**PROBLEM TO SOLVE**
Return each line of the records with nothing changed, pictures excepted.

[Items listed in a dataset]
* Start *

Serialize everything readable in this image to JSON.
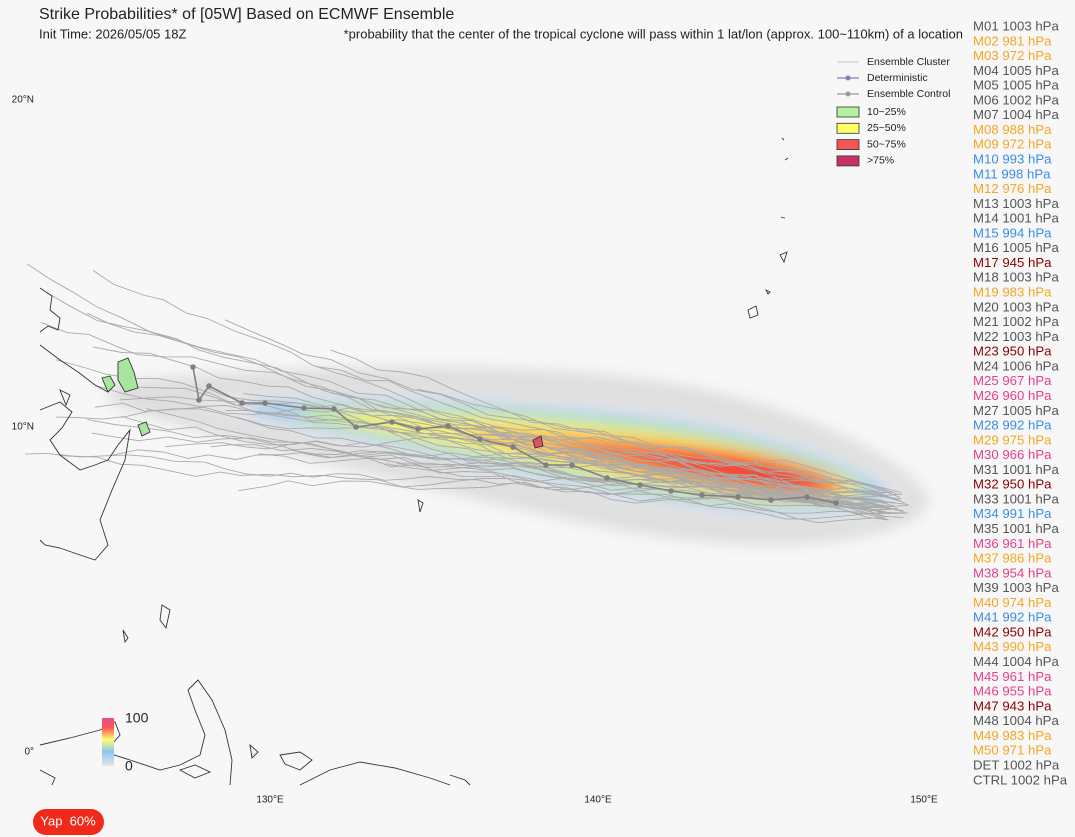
{
  "header": {
    "title": "Strike Probabilities* of [05W] Based on ECMWF Ensemble",
    "init_time": "Init Time: 2026/05/05 18Z",
    "footnote": "*probability that the center of the tropical cyclone will pass within 1 lat/lon (approx. 100~110km) of a location"
  },
  "legend": {
    "lines": [
      {
        "label": "Ensemble Cluster",
        "color": "#bbbbbb"
      },
      {
        "label": "Deterministic",
        "color": "#8080b8"
      },
      {
        "label": "Ensemble Control",
        "color": "#999999"
      }
    ],
    "swatches": [
      {
        "label": "10~25%",
        "color": "#b4f0a0"
      },
      {
        "label": "25~50%",
        "color": "#ffff66"
      },
      {
        "label": "50~75%",
        "color": "#f55555"
      },
      {
        "label": ">75%",
        "color": "#c8306a"
      }
    ]
  },
  "members": [
    {
      "label": "M01 1003 hPa",
      "color": "#555555"
    },
    {
      "label": "M02 981 hPa",
      "color": "#f5a623"
    },
    {
      "label": "M03 972 hPa",
      "color": "#f5a623"
    },
    {
      "label": "M04 1005 hPa",
      "color": "#555555"
    },
    {
      "label": "M05 1005 hPa",
      "color": "#555555"
    },
    {
      "label": "M06 1002 hPa",
      "color": "#555555"
    },
    {
      "label": "M07 1004 hPa",
      "color": "#555555"
    },
    {
      "label": "M08 988 hPa",
      "color": "#f5a623"
    },
    {
      "label": "M09 972 hPa",
      "color": "#f5a623"
    },
    {
      "label": "M10 993 hPa",
      "color": "#3a8ee6"
    },
    {
      "label": "M11 998 hPa",
      "color": "#3a8ee6"
    },
    {
      "label": "M12 976 hPa",
      "color": "#f5a623"
    },
    {
      "label": "M13 1003 hPa",
      "color": "#555555"
    },
    {
      "label": "M14 1001 hPa",
      "color": "#555555"
    },
    {
      "label": "M15 994 hPa",
      "color": "#3a8ee6"
    },
    {
      "label": "M16 1005 hPa",
      "color": "#555555"
    },
    {
      "label": "M17 945 hPa",
      "color": "#8b0000"
    },
    {
      "label": "M18 1003 hPa",
      "color": "#555555"
    },
    {
      "label": "M19 983 hPa",
      "color": "#f5a623"
    },
    {
      "label": "M20 1003 hPa",
      "color": "#555555"
    },
    {
      "label": "M21 1002 hPa",
      "color": "#555555"
    },
    {
      "label": "M22 1003 hPa",
      "color": "#555555"
    },
    {
      "label": "M23 950 hPa",
      "color": "#8b0000"
    },
    {
      "label": "M24 1006 hPa",
      "color": "#555555"
    },
    {
      "label": "M25 967 hPa",
      "color": "#e83e8c"
    },
    {
      "label": "M26 960 hPa",
      "color": "#e83e8c"
    },
    {
      "label": "M27 1005 hPa",
      "color": "#555555"
    },
    {
      "label": "M28 992 hPa",
      "color": "#3a8ee6"
    },
    {
      "label": "M29 975 hPa",
      "color": "#f5a623"
    },
    {
      "label": "M30 966 hPa",
      "color": "#e83e8c"
    },
    {
      "label": "M31 1001 hPa",
      "color": "#555555"
    },
    {
      "label": "M32 950 hPa",
      "color": "#8b0000"
    },
    {
      "label": "M33 1001 hPa",
      "color": "#555555"
    },
    {
      "label": "M34 991 hPa",
      "color": "#3a8ee6"
    },
    {
      "label": "M35 1001 hPa",
      "color": "#555555"
    },
    {
      "label": "M36 961 hPa",
      "color": "#e83e8c"
    },
    {
      "label": "M37 986 hPa",
      "color": "#f5a623"
    },
    {
      "label": "M38 954 hPa",
      "color": "#e83e8c"
    },
    {
      "label": "M39 1003 hPa",
      "color": "#555555"
    },
    {
      "label": "M40 974 hPa",
      "color": "#f5a623"
    },
    {
      "label": "M41 992 hPa",
      "color": "#3a8ee6"
    },
    {
      "label": "M42 950 hPa",
      "color": "#8b0000"
    },
    {
      "label": "M43 990 hPa",
      "color": "#f5a623"
    },
    {
      "label": "M44 1004 hPa",
      "color": "#555555"
    },
    {
      "label": "M45 961 hPa",
      "color": "#e83e8c"
    },
    {
      "label": "M46 955 hPa",
      "color": "#e83e8c"
    },
    {
      "label": "M47 943 hPa",
      "color": "#8b0000"
    },
    {
      "label": "M48 1004 hPa",
      "color": "#555555"
    },
    {
      "label": "M49 983 hPa",
      "color": "#f5a623"
    },
    {
      "label": "M50 971 hPa",
      "color": "#f5a623"
    },
    {
      "label": "DET 1002 hPa",
      "color": "#555555"
    },
    {
      "label": "CTRL 1002 hPa",
      "color": "#555555"
    }
  ],
  "axes": {
    "x": [
      "130°E",
      "140°E",
      "150°E"
    ],
    "y": [
      "20°N",
      "10°N",
      "0°"
    ]
  },
  "colorbar": {
    "max": 100,
    "min": 0
  },
  "badge": "Yap  60%"
}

* End *

**RESULT FOR THIS TASK**
Serialize everything readable in this image to JSON.
{
  "header": {
    "title": "Strike Probabilities* of [05W] Based on ECMWF Ensemble",
    "init_time": "Init Time: 2026/05/05 18Z",
    "footnote": "*probability that the center of the tropical cyclone will pass within 1 lat/lon (approx. 100~110km) of a location"
  },
  "legend": {
    "lines": [
      {
        "label": "Ensemble Cluster",
        "color": "#bbbbbb"
      },
      {
        "label": "Deterministic",
        "color": "#8080b8"
      },
      {
        "label": "Ensemble Control",
        "color": "#999999"
      }
    ],
    "swatches": [
      {
        "label": "10~25%",
        "color": "#b4f0a0"
      },
      {
        "label": "25~50%",
        "color": "#ffff66"
      },
      {
        "label": "50~75%",
        "color": "#f55555"
      },
      {
        "label": ">75%",
        "color": "#c8306a"
      }
    ]
  },
  "members": [
    {
      "label": "M01 1003 hPa",
      "color": "#555555"
    },
    {
      "label": "M02 981 hPa",
      "color": "#f5a623"
    },
    {
      "label": "M03 972 hPa",
      "color": "#f5a623"
    },
    {
      "label": "M04 1005 hPa",
      "color": "#555555"
    },
    {
      "label": "M05 1005 hPa",
      "color": "#555555"
    },
    {
      "label": "M06 1002 hPa",
      "color": "#555555"
    },
    {
      "label": "M07 1004 hPa",
      "color": "#555555"
    },
    {
      "label": "M08 988 hPa",
      "color": "#f5a623"
    },
    {
      "label": "M09 972 hPa",
      "color": "#f5a623"
    },
    {
      "label": "M10 993 hPa",
      "color": "#3a8ee6"
    },
    {
      "label": "M11 998 hPa",
      "color": "#3a8ee6"
    },
    {
      "label": "M12 976 hPa",
      "color": "#f5a623"
    },
    {
      "label": "M13 1003 hPa",
      "color": "#555555"
    },
    {
      "label": "M14 1001 hPa",
      "color": "#555555"
    },
    {
      "label": "M15 994 hPa",
      "color": "#3a8ee6"
    },
    {
      "label": "M16 1005 hPa",
      "color": "#555555"
    },
    {
      "label": "M17 945 hPa",
      "color": "#8b0000"
    },
    {
      "label": "M18 1003 hPa",
      "color": "#555555"
    },
    {
      "label": "M19 983 hPa",
      "color": "#f5a623"
    },
    {
      "label": "M20 1003 hPa",
      "color": "#555555"
    },
    {
      "label": "M21 1002 hPa",
      "color": "#555555"
    },
    {
      "label": "M22 1003 hPa",
      "color": "#555555"
    },
    {
      "label": "M23 950 hPa",
      "color": "#8b0000"
    },
    {
      "label": "M24 1006 hPa",
      "color": "#555555"
    },
    {
      "label": "M25 967 hPa",
      "color": "#e83e8c"
    },
    {
      "label": "M26 960 hPa",
      "color": "#e83e8c"
    },
    {
      "label": "M27 1005 hPa",
      "color": "#555555"
    },
    {
      "label": "M28 992 hPa",
      "color": "#3a8ee6"
    },
    {
      "label": "M29 975 hPa",
      "color": "#f5a623"
    },
    {
      "label": "M30 966 hPa",
      "color": "#e83e8c"
    },
    {
      "label": "M31 1001 hPa",
      "color": "#555555"
    },
    {
      "label": "M32 950 hPa",
      "color": "#8b0000"
    },
    {
      "label": "M33 1001 hPa",
      "color": "#555555"
    },
    {
      "label": "M34 991 hPa",
      "color": "#3a8ee6"
    },
    {
      "label": "M35 1001 hPa",
      "color": "#555555"
    },
    {
      "label": "M36 961 hPa",
      "color": "#e83e8c"
    },
    {
      "label": "M37 986 hPa",
      "color": "#f5a623"
    },
    {
      "label": "M38 954 hPa",
      "color": "#e83e8c"
    },
    {
      "label": "M39 1003 hPa",
      "color": "#555555"
    },
    {
      "label": "M40 974 hPa",
      "color": "#f5a623"
    },
    {
      "label": "M41 992 hPa",
      "color": "#3a8ee6"
    },
    {
      "label": "M42 950 hPa",
      "color": "#8b0000"
    },
    {
      "label": "M43 990 hPa",
      "color": "#f5a623"
    },
    {
      "label": "M44 1004 hPa",
      "color": "#555555"
    },
    {
      "label": "M45 961 hPa",
      "color": "#e83e8c"
    },
    {
      "label": "M46 955 hPa",
      "color": "#e83e8c"
    },
    {
      "label": "M47 943 hPa",
      "color": "#8b0000"
    },
    {
      "label": "M48 1004 hPa",
      "color": "#555555"
    },
    {
      "label": "M49 983 hPa",
      "color": "#f5a623"
    },
    {
      "label": "M50 971 hPa",
      "color": "#f5a623"
    },
    {
      "label": "DET 1002 hPa",
      "color": "#555555"
    },
    {
      "label": "CTRL 1002 hPa",
      "color": "#555555"
    }
  ],
  "axes": {
    "x": [
      "130°E",
      "140°E",
      "150°E"
    ],
    "y": [
      "20°N",
      "10°N",
      "0°"
    ]
  },
  "colorbar": {
    "max": 100,
    "min": 0
  },
  "badge": "Yap  60%"
}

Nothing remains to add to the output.